■ REQUEST
Report all lines holding "conforme".

■ EXTRACTED DATA

==================================================

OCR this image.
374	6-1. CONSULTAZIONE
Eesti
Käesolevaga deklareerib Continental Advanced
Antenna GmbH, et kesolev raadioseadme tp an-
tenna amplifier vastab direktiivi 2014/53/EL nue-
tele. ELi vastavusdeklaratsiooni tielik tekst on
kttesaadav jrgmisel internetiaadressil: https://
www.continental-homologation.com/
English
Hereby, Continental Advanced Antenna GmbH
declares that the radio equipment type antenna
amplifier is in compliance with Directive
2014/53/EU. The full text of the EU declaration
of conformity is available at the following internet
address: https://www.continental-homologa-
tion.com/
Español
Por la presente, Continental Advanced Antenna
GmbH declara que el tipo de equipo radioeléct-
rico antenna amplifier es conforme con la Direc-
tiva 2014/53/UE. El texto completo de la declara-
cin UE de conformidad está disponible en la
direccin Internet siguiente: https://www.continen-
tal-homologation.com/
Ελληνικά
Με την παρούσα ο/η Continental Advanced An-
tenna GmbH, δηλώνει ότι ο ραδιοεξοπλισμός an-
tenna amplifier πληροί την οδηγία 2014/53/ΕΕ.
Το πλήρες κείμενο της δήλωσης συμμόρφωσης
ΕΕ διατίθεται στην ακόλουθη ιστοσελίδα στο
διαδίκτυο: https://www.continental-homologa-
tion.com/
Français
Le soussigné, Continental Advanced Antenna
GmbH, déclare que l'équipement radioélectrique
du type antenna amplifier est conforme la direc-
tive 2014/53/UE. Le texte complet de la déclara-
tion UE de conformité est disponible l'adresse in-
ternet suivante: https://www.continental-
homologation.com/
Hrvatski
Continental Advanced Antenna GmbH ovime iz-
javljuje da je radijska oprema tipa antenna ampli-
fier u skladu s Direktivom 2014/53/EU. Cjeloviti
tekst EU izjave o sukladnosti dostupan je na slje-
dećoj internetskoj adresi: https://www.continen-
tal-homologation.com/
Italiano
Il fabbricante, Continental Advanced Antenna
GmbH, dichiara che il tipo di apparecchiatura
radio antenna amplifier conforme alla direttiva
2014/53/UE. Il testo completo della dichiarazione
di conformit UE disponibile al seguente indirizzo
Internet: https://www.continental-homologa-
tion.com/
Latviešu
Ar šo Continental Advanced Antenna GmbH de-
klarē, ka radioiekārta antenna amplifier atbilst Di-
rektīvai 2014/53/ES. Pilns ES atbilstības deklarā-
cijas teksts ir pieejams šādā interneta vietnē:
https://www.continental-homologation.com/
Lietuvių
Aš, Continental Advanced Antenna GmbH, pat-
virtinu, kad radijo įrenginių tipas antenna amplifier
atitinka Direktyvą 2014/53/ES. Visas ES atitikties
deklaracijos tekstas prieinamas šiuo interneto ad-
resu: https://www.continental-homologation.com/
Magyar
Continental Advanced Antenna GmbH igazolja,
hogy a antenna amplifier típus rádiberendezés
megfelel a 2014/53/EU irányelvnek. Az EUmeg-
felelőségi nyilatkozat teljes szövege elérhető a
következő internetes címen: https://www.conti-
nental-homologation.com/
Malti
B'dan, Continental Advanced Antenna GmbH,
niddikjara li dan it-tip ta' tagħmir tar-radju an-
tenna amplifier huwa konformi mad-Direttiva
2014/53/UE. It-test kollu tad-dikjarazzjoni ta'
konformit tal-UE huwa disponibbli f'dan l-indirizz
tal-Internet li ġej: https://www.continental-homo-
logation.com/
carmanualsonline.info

==================================================

■ RESPONSE FOR THIS EXERCISE
rico antenna amplifier es conforme con la Direc-
du type antenna amplifier est conforme la direc-
radio antenna amplifier conforme alla direttiva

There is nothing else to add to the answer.